**SHORT EXERCISE:** Find the lines holding "running" and copy them.

[Excerpts from a figure dataset]
==============================

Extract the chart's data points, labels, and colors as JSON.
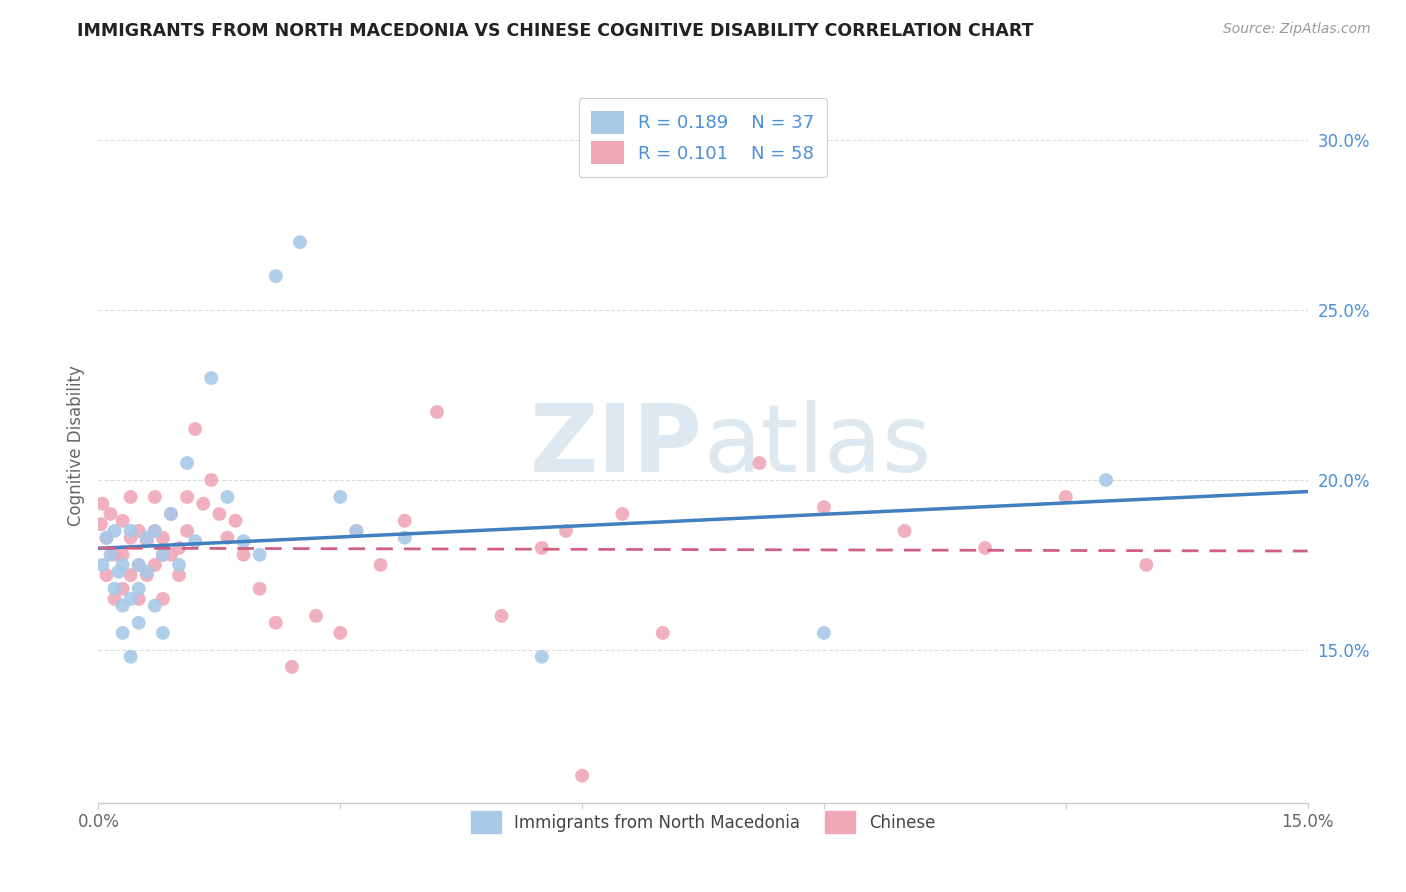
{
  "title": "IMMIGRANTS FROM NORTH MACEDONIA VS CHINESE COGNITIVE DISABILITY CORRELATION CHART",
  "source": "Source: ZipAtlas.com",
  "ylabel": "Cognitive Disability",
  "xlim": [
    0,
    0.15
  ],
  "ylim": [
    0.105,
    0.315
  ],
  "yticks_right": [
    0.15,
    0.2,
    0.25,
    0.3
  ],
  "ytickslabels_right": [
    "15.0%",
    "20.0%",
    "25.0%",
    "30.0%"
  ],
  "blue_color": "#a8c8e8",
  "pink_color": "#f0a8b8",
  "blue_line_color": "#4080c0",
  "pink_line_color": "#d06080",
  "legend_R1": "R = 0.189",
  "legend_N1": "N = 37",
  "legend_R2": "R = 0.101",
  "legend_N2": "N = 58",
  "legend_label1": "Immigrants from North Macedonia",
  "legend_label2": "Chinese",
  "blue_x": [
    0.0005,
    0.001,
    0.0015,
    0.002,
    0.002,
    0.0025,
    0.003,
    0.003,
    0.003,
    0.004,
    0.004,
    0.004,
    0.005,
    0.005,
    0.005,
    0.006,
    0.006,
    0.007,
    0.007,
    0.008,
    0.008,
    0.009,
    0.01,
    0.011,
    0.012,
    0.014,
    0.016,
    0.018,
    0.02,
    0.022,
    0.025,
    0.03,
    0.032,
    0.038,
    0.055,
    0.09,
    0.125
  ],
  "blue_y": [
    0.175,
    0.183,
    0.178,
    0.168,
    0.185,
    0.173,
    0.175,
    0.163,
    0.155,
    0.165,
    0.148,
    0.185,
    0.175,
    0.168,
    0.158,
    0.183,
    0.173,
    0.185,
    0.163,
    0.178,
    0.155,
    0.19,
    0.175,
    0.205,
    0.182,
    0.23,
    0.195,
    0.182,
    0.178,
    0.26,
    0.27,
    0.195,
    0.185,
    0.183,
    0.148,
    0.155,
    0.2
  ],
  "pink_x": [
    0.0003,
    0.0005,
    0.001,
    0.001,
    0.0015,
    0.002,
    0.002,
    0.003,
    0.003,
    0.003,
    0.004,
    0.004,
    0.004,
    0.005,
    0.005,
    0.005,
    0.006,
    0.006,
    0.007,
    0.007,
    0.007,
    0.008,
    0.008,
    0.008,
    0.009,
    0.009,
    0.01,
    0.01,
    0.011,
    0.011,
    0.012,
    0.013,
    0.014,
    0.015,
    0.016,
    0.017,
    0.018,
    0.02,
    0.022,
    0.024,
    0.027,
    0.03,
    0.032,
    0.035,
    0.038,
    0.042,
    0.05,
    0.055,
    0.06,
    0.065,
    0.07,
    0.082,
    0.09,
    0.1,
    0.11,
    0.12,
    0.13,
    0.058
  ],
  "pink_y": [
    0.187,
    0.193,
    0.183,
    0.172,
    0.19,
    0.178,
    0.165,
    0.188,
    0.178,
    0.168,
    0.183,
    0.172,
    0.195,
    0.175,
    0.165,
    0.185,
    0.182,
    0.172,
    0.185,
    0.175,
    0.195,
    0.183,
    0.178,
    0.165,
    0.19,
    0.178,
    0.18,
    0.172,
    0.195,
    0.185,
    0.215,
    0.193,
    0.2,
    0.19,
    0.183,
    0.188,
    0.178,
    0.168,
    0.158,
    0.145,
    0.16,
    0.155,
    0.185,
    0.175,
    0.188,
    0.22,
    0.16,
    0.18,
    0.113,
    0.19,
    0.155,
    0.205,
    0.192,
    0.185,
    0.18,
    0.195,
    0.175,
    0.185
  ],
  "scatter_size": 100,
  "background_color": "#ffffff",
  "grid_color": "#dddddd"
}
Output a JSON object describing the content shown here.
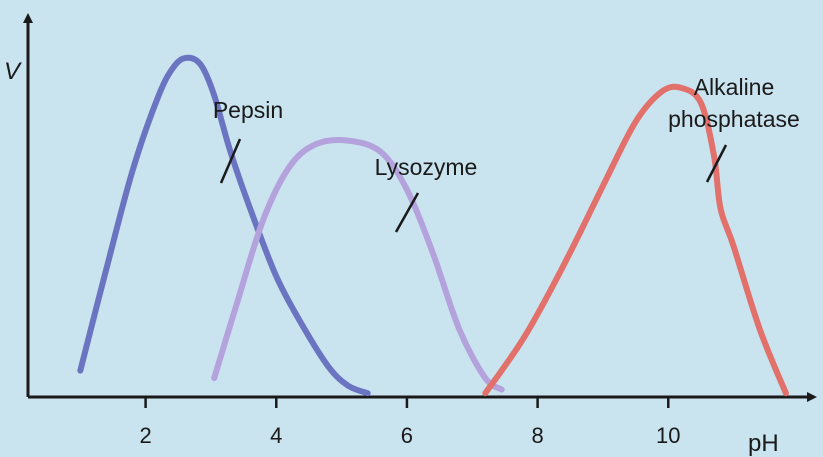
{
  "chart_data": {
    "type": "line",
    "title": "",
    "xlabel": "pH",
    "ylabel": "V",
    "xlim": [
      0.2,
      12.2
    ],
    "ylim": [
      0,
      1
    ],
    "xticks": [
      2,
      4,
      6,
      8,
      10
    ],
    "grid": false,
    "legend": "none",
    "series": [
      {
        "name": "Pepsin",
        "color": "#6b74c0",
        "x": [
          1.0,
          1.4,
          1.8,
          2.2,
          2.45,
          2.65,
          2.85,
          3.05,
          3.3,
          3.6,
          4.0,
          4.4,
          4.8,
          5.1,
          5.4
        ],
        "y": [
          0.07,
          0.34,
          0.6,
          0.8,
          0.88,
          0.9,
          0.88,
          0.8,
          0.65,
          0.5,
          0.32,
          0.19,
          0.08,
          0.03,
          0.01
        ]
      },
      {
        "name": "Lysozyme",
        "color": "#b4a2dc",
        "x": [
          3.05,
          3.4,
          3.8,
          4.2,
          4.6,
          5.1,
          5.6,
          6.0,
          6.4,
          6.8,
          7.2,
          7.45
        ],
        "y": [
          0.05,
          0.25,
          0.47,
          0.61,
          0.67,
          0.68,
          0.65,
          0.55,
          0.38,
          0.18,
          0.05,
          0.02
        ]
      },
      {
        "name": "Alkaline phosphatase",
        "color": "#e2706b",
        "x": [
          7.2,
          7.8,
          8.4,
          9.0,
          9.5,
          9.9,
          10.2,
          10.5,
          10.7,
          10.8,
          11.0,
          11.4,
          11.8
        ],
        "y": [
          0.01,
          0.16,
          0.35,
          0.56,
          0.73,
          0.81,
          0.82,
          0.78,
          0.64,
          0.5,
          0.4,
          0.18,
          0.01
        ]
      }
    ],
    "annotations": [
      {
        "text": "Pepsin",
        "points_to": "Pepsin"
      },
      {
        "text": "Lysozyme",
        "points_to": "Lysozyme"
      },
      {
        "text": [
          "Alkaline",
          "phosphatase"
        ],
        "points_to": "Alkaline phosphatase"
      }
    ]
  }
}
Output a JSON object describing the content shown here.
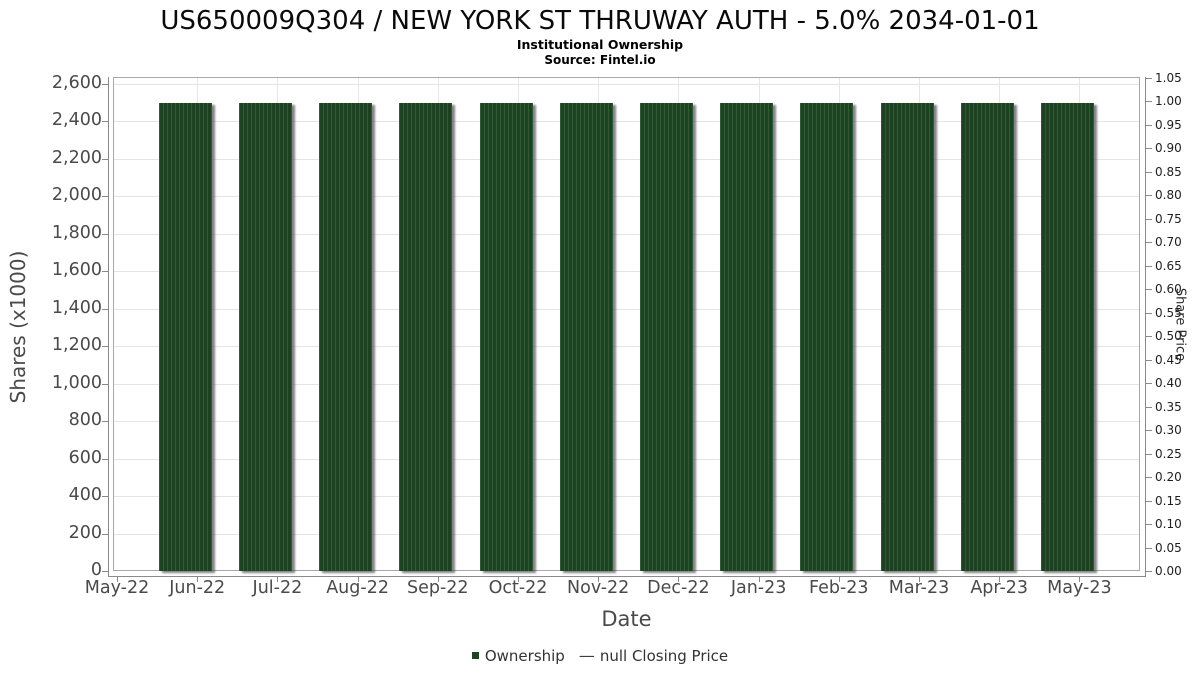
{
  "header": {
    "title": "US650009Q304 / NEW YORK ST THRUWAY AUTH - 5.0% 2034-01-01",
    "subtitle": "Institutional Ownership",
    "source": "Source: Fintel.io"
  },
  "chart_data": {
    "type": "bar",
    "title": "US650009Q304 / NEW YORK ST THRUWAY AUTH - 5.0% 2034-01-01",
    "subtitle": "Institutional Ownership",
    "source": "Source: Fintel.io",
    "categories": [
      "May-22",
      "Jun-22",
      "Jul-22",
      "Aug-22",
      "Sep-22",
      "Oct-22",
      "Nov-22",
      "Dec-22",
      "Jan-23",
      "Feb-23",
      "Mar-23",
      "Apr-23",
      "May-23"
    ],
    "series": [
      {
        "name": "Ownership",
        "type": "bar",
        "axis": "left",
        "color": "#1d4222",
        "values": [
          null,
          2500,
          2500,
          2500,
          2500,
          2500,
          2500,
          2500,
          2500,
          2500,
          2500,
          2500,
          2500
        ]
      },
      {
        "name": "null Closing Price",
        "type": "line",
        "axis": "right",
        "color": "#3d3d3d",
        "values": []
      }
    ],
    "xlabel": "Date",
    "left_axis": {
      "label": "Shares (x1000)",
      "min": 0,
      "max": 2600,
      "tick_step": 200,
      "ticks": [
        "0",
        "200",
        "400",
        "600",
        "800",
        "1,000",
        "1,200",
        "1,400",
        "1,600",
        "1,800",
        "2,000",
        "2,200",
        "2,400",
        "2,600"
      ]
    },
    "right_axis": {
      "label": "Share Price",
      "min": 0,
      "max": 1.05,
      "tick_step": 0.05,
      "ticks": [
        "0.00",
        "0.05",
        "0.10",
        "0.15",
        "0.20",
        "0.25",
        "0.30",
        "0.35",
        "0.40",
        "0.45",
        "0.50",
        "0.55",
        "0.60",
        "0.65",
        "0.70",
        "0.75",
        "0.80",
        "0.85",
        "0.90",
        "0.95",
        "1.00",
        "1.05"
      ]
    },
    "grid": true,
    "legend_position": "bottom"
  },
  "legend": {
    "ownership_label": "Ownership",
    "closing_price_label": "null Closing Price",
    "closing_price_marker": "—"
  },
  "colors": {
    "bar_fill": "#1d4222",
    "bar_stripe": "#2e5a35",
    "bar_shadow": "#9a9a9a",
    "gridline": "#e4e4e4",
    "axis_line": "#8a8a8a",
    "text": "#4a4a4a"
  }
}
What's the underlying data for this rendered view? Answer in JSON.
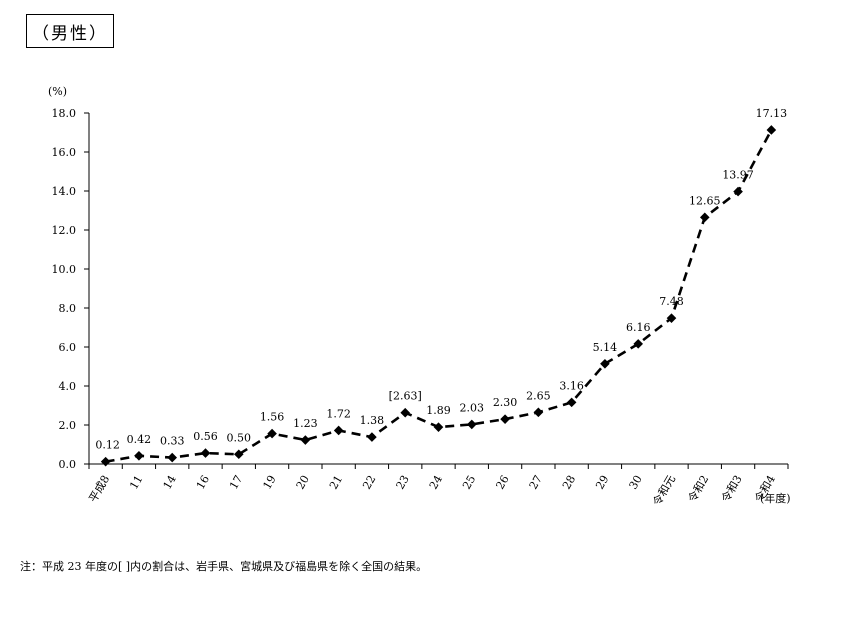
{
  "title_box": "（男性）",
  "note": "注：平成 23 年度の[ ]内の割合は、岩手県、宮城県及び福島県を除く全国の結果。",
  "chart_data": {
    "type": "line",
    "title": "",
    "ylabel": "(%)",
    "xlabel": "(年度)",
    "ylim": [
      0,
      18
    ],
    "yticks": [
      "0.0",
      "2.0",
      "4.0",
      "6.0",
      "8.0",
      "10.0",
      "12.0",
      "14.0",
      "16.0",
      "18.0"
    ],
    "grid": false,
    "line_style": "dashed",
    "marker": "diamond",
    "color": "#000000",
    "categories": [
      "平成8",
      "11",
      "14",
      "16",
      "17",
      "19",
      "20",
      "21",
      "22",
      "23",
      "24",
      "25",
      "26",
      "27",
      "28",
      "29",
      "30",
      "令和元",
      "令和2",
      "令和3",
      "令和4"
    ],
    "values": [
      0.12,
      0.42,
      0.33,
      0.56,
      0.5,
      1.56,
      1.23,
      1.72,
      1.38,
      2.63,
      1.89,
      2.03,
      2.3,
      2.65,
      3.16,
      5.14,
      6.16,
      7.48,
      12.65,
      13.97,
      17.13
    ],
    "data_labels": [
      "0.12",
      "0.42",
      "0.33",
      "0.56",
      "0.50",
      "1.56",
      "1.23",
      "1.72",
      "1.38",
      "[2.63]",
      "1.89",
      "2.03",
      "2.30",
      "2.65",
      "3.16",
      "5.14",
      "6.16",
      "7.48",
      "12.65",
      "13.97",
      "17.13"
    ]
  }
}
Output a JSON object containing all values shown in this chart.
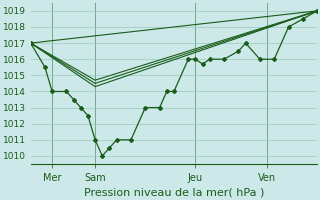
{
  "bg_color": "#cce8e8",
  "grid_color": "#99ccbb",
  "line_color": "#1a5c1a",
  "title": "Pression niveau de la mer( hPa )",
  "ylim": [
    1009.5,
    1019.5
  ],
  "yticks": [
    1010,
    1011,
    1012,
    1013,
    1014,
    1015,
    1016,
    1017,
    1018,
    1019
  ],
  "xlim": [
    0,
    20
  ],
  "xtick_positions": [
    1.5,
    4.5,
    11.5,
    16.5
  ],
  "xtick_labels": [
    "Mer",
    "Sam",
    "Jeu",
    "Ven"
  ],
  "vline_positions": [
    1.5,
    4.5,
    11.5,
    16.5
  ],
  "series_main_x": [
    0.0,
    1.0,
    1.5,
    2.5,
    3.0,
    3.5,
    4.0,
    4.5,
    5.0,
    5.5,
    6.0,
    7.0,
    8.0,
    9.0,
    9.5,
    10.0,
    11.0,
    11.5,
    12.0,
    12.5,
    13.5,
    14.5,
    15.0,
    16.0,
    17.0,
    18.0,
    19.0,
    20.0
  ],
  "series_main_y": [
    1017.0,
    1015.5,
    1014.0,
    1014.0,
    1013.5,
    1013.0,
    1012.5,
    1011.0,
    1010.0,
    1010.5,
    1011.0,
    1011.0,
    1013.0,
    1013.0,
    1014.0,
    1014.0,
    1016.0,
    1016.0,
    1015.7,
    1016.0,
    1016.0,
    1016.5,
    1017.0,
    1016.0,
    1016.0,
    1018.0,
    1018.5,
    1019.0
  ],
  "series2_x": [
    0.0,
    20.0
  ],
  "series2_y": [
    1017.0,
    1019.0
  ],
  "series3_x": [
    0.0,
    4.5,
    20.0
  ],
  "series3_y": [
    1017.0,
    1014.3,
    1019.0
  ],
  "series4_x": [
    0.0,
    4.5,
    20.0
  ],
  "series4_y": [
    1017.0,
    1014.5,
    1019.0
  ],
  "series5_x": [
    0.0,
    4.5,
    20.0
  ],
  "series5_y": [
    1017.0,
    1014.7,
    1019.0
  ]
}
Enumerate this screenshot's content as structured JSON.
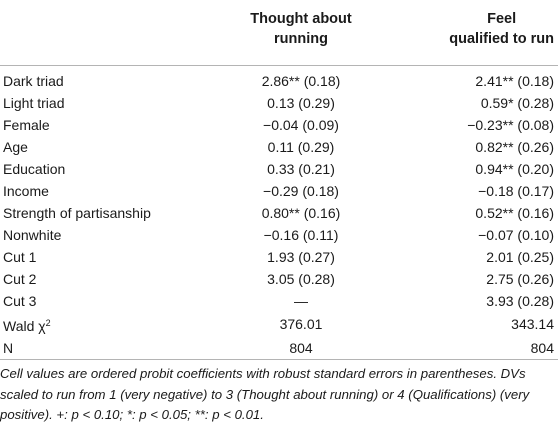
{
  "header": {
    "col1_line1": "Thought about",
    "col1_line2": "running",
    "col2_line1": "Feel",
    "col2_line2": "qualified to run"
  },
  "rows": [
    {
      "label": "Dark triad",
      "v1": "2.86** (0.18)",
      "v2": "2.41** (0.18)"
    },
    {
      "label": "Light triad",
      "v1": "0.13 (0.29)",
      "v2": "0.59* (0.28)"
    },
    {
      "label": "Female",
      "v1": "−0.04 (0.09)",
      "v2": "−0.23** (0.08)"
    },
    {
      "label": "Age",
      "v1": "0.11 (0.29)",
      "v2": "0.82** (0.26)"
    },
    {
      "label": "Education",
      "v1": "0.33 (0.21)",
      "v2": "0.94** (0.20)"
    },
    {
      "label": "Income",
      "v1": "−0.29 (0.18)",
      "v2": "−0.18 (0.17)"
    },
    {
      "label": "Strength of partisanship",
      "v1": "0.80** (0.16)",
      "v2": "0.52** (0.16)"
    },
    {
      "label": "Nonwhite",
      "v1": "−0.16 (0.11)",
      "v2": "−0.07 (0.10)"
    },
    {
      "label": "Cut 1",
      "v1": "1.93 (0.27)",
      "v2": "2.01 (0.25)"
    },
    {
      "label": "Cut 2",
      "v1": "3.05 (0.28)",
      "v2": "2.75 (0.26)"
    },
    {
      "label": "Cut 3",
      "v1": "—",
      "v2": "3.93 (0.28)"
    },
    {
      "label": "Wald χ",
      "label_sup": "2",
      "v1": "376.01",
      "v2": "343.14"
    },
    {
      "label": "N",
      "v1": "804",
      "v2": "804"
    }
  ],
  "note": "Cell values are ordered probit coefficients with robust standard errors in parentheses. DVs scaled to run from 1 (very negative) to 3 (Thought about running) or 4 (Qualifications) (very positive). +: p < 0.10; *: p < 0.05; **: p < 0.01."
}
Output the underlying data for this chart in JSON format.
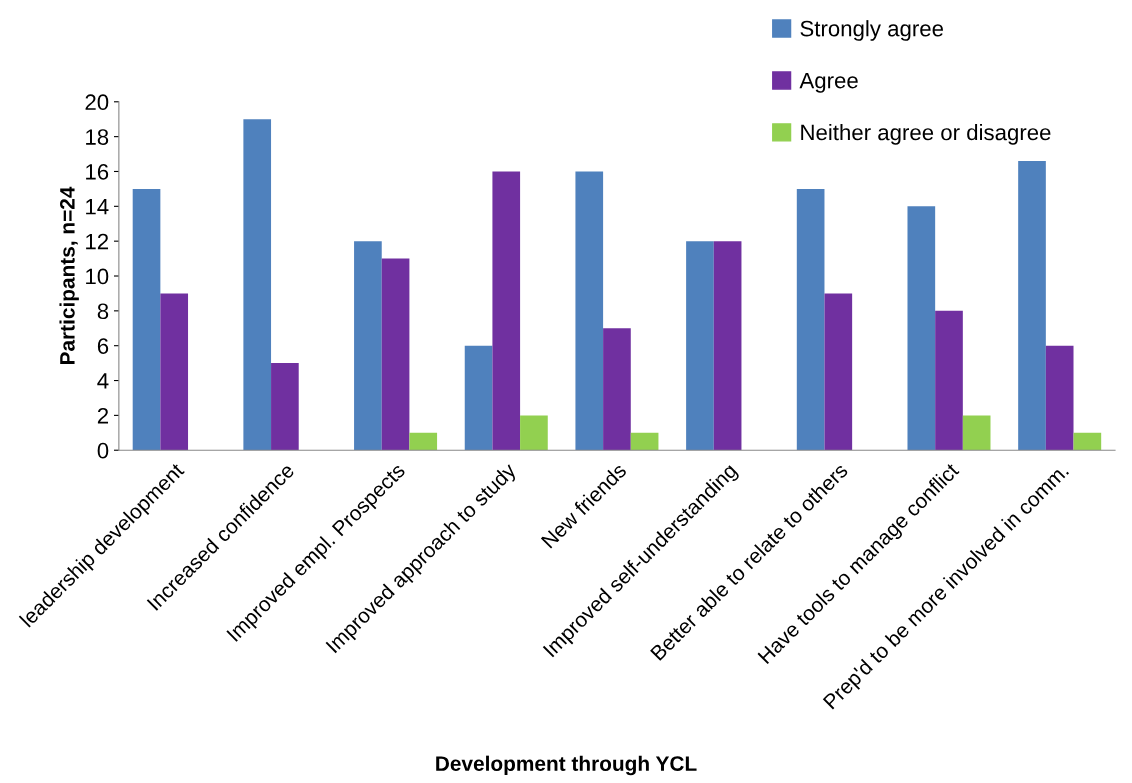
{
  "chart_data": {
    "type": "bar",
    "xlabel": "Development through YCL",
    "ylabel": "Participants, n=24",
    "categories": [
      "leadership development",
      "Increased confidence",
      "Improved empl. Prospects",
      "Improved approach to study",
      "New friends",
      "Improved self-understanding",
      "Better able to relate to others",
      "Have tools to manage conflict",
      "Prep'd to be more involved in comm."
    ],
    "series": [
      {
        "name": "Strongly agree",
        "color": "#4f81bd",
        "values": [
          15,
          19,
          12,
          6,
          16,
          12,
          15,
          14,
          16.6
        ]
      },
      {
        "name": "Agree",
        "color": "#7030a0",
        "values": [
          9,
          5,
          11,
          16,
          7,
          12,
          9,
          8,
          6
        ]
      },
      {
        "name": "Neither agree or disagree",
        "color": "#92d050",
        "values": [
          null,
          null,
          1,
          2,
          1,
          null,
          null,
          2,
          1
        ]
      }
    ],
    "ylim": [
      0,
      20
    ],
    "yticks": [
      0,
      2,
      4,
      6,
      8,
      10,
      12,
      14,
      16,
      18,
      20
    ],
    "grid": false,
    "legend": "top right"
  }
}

==============================

**FINISHED TASK:**
    "col1_line2": "running",
  "note": "Cell values are ordered probit coefficients with robust standard errors in parentheses. DVs scaled to run from 1 (very negative) to 3 (Thought about running) or 4 (Qualifications) (very positive). +: p < 0.10; *: p < 0.05; **: p < 0.01."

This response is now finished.